* begin *
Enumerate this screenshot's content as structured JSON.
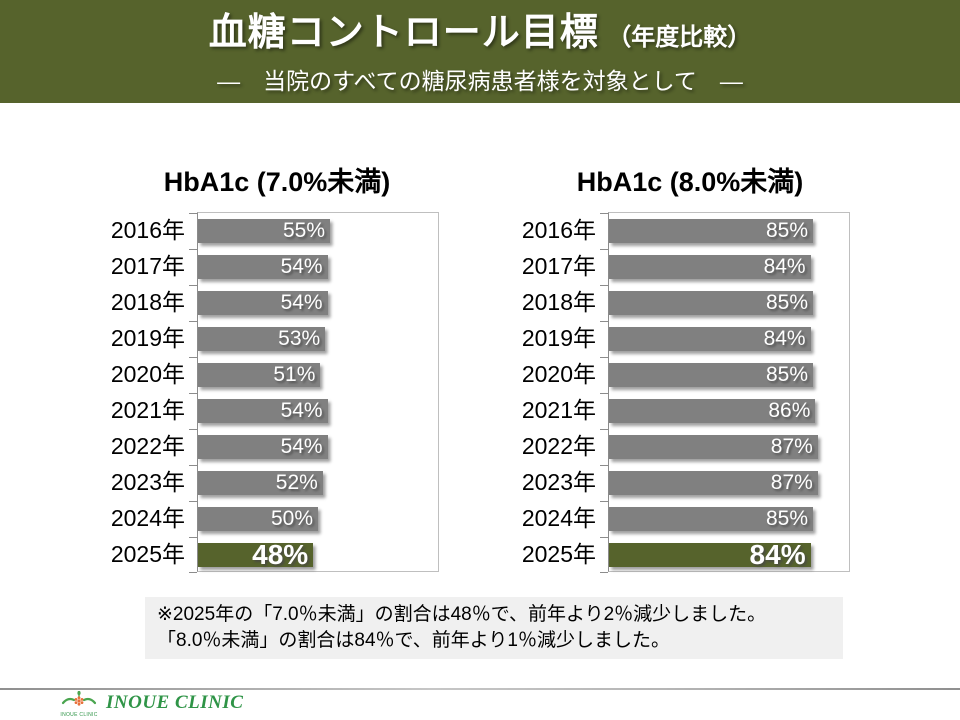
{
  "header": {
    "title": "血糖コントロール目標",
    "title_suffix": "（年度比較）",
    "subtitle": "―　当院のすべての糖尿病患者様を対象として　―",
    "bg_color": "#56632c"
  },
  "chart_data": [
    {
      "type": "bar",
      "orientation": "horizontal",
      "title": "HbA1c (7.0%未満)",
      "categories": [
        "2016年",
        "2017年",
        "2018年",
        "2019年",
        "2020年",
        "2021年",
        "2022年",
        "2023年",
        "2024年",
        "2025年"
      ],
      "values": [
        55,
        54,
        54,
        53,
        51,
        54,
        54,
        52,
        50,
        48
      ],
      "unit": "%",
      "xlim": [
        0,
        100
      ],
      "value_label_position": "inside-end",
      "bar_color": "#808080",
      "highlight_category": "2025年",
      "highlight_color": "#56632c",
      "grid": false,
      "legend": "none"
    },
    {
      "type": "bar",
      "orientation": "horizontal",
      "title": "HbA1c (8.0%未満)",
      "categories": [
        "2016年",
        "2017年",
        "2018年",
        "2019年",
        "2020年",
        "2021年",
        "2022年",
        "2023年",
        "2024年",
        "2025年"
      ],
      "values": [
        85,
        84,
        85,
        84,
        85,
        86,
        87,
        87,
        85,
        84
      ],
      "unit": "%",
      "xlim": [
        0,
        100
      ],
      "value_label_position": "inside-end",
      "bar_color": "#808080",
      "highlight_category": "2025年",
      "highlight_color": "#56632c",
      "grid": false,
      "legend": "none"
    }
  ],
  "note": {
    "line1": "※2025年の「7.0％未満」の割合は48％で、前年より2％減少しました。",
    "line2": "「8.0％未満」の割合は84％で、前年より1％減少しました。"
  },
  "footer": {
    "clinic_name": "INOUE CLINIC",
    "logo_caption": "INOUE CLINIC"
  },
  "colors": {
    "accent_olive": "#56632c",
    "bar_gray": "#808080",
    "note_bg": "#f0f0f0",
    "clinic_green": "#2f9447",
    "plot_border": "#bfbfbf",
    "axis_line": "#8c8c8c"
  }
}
* end *
Leave out all pictures, then copy the remaining material exactly.

Enumerate this screenshot's content as structured JSON.
{
  "header": {
    "title": "血糖コントロール目標",
    "title_suffix": "（年度比較）",
    "subtitle": "―　当院のすべての糖尿病患者様を対象として　―",
    "bg_color": "#56632c"
  },
  "chart_data": [
    {
      "type": "bar",
      "orientation": "horizontal",
      "title": "HbA1c (7.0%未満)",
      "categories": [
        "2016年",
        "2017年",
        "2018年",
        "2019年",
        "2020年",
        "2021年",
        "2022年",
        "2023年",
        "2024年",
        "2025年"
      ],
      "values": [
        55,
        54,
        54,
        53,
        51,
        54,
        54,
        52,
        50,
        48
      ],
      "unit": "%",
      "xlim": [
        0,
        100
      ],
      "value_label_position": "inside-end",
      "bar_color": "#808080",
      "highlight_category": "2025年",
      "highlight_color": "#56632c",
      "grid": false,
      "legend": "none"
    },
    {
      "type": "bar",
      "orientation": "horizontal",
      "title": "HbA1c (8.0%未満)",
      "categories": [
        "2016年",
        "2017年",
        "2018年",
        "2019年",
        "2020年",
        "2021年",
        "2022年",
        "2023年",
        "2024年",
        "2025年"
      ],
      "values": [
        85,
        84,
        85,
        84,
        85,
        86,
        87,
        87,
        85,
        84
      ],
      "unit": "%",
      "xlim": [
        0,
        100
      ],
      "value_label_position": "inside-end",
      "bar_color": "#808080",
      "highlight_category": "2025年",
      "highlight_color": "#56632c",
      "grid": false,
      "legend": "none"
    }
  ],
  "note": {
    "line1": "※2025年の「7.0％未満」の割合は48％で、前年より2％減少しました。",
    "line2": "「8.0％未満」の割合は84％で、前年より1％減少しました。"
  },
  "footer": {
    "clinic_name": "INOUE CLINIC",
    "logo_caption": "INOUE CLINIC"
  },
  "colors": {
    "accent_olive": "#56632c",
    "bar_gray": "#808080",
    "note_bg": "#f0f0f0",
    "clinic_green": "#2f9447",
    "plot_border": "#bfbfbf",
    "axis_line": "#8c8c8c"
  }
}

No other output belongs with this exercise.